WHAT THIS TASK INVOLVES
Collect every line that includes the string "SRMTID".

------------------------------

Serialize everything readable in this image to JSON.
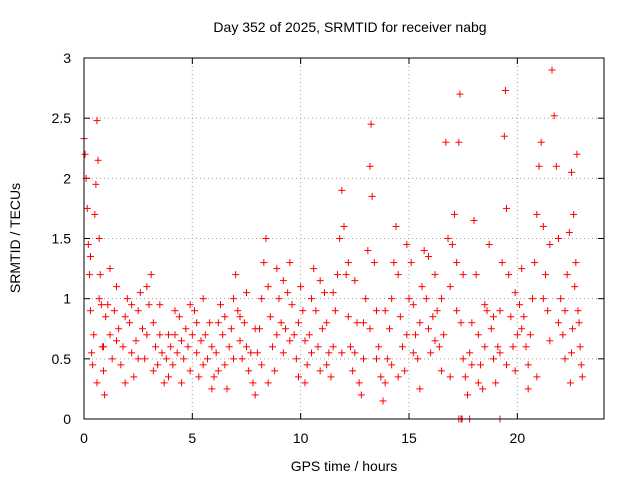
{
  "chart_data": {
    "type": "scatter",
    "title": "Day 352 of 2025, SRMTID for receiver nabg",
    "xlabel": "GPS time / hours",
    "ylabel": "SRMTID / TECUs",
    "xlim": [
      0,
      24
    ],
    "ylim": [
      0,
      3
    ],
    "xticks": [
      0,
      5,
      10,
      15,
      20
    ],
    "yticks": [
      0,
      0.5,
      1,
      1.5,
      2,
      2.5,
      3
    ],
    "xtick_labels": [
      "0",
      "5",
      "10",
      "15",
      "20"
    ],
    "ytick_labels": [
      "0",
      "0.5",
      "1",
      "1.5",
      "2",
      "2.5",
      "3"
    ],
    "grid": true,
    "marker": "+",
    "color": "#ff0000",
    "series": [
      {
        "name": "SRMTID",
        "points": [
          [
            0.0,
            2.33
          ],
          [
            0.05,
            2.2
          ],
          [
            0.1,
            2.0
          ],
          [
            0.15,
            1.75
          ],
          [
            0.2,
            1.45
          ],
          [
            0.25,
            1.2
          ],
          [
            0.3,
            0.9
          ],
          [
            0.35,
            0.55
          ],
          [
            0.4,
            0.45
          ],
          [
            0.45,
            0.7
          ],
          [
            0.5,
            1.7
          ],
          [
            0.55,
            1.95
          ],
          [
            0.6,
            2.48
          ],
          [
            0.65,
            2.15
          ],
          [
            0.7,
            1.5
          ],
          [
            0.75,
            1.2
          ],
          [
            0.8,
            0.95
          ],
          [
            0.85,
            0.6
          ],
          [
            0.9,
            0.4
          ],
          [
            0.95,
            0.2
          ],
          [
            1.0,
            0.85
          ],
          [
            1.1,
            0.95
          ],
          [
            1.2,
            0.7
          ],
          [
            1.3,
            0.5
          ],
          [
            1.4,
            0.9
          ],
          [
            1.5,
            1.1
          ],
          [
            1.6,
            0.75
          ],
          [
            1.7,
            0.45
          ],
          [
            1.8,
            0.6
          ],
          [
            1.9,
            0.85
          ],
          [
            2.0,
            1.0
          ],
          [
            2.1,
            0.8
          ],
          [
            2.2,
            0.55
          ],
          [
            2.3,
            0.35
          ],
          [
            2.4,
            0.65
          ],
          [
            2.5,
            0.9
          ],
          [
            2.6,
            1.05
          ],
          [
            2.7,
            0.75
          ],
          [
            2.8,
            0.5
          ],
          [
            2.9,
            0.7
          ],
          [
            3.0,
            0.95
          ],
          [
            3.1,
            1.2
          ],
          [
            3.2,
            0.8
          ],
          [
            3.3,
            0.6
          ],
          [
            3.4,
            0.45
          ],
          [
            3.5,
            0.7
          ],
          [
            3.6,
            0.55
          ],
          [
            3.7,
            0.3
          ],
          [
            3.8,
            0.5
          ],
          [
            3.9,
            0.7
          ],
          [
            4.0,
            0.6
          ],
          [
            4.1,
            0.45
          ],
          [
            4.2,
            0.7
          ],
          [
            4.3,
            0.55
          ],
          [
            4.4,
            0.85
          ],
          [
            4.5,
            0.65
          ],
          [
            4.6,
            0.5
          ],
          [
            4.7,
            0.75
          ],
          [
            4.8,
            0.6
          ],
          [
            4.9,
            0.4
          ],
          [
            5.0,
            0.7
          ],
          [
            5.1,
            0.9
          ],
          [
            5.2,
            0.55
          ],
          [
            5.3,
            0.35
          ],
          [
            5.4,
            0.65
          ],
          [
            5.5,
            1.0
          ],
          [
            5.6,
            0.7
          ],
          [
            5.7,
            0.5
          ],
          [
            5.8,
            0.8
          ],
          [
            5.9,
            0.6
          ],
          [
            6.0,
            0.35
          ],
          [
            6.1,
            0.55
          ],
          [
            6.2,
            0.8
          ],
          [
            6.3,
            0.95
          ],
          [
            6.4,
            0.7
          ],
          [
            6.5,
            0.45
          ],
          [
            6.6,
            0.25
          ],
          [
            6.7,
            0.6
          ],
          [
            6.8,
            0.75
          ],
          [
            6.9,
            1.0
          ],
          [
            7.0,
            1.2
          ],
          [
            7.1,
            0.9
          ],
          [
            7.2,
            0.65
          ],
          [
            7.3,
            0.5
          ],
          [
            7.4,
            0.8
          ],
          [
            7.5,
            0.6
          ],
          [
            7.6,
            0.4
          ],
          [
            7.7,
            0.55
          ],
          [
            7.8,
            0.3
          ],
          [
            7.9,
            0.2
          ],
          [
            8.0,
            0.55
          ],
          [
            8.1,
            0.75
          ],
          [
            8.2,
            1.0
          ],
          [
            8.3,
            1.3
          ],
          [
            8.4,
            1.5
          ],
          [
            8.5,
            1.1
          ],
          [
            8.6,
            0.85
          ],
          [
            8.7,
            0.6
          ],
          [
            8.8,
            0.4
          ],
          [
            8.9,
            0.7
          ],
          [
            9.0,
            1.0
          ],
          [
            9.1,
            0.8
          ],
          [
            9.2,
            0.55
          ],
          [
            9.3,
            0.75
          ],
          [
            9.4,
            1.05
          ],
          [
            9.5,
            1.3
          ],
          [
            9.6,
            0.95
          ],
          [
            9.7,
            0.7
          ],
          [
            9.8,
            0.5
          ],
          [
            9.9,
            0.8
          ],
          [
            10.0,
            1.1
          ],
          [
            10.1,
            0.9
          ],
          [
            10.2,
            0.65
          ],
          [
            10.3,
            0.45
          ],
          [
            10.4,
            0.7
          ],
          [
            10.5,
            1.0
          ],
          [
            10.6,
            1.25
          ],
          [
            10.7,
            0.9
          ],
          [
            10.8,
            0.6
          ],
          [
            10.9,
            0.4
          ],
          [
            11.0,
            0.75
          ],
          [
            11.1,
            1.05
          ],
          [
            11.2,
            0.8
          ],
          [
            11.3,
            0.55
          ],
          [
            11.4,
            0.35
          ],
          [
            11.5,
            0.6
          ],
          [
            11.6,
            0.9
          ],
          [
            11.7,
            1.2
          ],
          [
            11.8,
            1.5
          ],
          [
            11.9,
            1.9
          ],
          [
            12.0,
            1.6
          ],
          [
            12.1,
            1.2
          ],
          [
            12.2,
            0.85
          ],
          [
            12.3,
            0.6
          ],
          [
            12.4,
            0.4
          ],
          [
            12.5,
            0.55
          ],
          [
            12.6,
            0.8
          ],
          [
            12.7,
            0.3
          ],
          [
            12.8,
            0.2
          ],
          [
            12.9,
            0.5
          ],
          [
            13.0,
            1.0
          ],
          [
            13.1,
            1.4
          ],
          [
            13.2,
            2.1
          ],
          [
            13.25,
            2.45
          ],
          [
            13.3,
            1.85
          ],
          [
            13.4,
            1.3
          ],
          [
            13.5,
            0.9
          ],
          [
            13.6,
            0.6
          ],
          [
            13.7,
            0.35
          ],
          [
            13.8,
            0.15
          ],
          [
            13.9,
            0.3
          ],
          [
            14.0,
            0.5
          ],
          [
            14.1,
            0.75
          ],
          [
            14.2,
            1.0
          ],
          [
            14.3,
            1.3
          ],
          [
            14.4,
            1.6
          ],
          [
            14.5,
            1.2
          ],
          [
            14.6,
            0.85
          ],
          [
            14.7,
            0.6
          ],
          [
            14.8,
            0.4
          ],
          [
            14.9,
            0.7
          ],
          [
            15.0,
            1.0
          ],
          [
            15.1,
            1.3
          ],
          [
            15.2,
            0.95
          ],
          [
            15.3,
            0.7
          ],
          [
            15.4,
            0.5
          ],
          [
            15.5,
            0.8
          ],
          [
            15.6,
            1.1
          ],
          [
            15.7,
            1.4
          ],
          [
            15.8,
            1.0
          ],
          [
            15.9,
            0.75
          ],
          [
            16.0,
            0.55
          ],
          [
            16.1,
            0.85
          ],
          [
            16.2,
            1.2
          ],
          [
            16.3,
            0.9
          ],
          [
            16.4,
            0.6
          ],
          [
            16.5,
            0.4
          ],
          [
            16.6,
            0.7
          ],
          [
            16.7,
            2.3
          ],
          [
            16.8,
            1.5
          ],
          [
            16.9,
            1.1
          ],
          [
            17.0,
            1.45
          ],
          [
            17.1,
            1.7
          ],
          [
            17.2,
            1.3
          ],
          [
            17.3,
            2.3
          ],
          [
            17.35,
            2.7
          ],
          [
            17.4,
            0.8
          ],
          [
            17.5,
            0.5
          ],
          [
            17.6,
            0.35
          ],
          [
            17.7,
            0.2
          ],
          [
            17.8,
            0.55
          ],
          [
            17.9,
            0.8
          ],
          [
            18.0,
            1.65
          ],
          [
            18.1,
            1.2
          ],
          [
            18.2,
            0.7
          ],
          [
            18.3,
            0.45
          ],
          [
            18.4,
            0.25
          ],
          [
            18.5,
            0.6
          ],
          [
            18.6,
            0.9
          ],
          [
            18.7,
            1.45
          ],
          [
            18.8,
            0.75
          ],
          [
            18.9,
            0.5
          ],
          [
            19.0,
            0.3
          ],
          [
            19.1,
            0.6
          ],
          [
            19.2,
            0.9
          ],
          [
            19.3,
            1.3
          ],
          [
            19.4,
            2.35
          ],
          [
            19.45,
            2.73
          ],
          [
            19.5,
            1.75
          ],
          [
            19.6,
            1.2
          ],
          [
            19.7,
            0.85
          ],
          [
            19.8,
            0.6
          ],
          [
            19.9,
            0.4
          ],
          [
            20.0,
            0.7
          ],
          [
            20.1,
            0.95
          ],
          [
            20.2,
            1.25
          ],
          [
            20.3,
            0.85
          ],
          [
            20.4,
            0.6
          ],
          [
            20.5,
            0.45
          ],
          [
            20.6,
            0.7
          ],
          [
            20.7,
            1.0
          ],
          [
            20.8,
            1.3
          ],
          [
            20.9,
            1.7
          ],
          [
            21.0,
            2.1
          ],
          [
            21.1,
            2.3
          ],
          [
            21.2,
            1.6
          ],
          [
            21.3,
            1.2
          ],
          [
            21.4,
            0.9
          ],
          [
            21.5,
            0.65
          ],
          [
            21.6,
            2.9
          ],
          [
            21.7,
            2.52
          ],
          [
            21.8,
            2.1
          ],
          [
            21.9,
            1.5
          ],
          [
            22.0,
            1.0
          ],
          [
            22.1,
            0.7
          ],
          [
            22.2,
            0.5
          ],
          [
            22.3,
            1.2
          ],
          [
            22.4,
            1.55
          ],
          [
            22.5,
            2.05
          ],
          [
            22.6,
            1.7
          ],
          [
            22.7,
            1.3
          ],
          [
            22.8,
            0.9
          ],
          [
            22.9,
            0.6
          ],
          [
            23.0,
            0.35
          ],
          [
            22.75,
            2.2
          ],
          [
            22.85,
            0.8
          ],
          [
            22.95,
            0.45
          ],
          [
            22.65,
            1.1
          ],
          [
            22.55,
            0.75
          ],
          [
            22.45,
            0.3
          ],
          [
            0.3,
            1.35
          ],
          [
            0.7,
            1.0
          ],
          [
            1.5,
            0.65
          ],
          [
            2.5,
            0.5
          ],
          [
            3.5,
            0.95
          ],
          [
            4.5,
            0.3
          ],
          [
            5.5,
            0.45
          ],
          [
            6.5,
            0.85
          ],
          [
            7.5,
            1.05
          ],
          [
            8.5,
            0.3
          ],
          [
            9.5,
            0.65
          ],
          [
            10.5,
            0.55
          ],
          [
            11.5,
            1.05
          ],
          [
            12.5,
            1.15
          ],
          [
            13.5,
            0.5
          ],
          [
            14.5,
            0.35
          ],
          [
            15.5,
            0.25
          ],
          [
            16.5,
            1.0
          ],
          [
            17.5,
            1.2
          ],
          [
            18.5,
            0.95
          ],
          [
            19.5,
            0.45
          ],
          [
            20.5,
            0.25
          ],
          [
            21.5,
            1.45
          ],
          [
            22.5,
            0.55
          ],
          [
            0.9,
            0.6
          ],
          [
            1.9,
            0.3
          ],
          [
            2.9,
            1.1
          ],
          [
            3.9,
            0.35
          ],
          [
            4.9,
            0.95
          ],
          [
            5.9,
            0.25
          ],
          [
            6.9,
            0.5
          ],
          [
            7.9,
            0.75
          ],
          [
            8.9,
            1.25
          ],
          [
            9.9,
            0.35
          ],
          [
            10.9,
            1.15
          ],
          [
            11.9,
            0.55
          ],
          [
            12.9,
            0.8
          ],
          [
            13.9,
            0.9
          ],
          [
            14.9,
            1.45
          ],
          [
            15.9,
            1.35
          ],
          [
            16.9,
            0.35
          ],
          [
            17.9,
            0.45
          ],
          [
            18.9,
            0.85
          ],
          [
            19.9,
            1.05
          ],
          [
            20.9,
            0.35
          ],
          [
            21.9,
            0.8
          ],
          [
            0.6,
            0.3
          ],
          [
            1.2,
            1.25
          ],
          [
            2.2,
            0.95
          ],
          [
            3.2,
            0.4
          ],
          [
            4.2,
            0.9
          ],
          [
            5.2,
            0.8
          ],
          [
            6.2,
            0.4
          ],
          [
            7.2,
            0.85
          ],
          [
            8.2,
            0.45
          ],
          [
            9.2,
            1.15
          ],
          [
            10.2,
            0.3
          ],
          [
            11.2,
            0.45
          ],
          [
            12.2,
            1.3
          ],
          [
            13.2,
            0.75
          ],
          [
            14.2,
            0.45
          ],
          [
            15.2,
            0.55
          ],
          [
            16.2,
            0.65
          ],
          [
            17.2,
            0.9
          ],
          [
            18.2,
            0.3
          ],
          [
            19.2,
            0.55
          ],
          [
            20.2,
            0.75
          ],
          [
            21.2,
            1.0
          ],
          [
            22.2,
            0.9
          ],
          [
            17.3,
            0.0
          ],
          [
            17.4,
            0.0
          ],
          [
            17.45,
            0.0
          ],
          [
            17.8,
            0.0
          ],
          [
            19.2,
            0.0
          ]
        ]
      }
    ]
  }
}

------------------------------

RESULT OF THE EXERCISE
    "title": "Day 352 of 2025, SRMTID for receiver nabg",
    "ylabel": "SRMTID / TECUs",
        "name": "SRMTID",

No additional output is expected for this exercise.